TASK GOAL
In this exercise, reproduce all the entries that follow exactly.

___ MATERIALS PROVIDED

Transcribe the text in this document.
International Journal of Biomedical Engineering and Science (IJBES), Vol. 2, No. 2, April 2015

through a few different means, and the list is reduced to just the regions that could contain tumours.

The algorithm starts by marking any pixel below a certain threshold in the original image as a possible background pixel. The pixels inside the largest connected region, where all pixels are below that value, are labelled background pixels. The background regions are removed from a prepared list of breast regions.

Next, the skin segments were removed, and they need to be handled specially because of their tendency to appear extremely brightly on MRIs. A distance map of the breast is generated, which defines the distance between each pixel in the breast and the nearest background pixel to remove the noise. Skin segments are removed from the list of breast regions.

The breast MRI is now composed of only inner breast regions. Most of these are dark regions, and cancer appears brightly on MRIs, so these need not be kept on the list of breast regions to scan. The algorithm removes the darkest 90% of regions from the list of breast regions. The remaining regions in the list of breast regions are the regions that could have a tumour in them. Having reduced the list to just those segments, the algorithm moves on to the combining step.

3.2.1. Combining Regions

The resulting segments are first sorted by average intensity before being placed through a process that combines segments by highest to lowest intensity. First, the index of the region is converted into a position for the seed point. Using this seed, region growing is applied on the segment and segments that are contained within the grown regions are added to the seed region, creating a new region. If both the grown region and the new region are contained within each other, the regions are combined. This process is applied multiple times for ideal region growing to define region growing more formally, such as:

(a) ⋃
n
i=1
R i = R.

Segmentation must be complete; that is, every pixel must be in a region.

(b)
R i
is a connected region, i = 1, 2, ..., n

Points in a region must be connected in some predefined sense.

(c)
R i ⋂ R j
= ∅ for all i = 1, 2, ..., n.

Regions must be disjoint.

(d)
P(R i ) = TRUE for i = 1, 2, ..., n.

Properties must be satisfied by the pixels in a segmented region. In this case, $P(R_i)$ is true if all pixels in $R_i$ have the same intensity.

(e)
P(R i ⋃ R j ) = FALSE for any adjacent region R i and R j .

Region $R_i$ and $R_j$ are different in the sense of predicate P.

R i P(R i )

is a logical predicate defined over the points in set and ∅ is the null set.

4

______

FINAL RESULT
Transcribe the text in this document.
International Journal of Biomedical Engineering and Science (IJBES), Vol. 2, No. 2, April 2015

through a few different means, and the list is reduced to just the regions that could contain tumours.

The algorithm starts by marking any pixel below a certain threshold in the original image as a possible background pixel. The pixels inside the largest connected region, where all pixels are below that value, are labelled background pixels. The background regions are removed from a prepared list of breast regions.

Next, the skin segments were removed, and they need to be handled specially because of their tendency to appear extremely brightly on MRIs. A distance map of the breast is generated, which defines the distance between each pixel in the breast and the nearest background pixel to remove the noise. Skin segments are removed from the list of breast regions.

The breast MRI is now composed of only inner breast regions. Most of these are dark regions, and cancer appears brightly on MRIs, so these need not be kept on the list of breast regions to scan. The algorithm removes the darkest 90% of regions from the list of breast regions. The remaining regions in the list of breast regions are the regions that could have a tumour in them. Having reduced the list to just those segments, the algorithm moves on to the combining step.

3.2.1. Combining Regions

The resulting segments are first sorted by average intensity before being placed through a process that combines segments by highest to lowest intensity. First, the index of the region is converted into a position for the seed point. Using this seed, region growing is applied on the segment and segments that are contained within the grown regions are added to the seed region, creating a new region. If both the grown region and the new region are contained within each other, the regions are combined. This process is applied multiple times for ideal region growing to define region growing more formally, such as:

(a) ⋃
n
i=1
R i = R.

Segmentation must be complete; that is, every pixel must be in a region.

(b)
R i
is a connected region, i = 1, 2, ..., n

Points in a region must be connected in some predefined sense.

(c)
R i ⋂ R j
= ∅ for all i = 1, 2, ..., n.

Regions must be disjoint.

(d)
P(R i ) = TRUE for i = 1, 2, ..., n.

Properties must be satisfied by the pixels in a segmented region. In this case, $P(R_i)$ is true if all pixels in $R_i$ have the same intensity.

(e)
P(R i ⋃ R j ) = FALSE for any adjacent region R i and R j .

Region $R_i$ and $R_j$ are different in the sense of predicate P.

R i P(R i )

is a logical predicate defined over the points in set and ∅ is the null set.

4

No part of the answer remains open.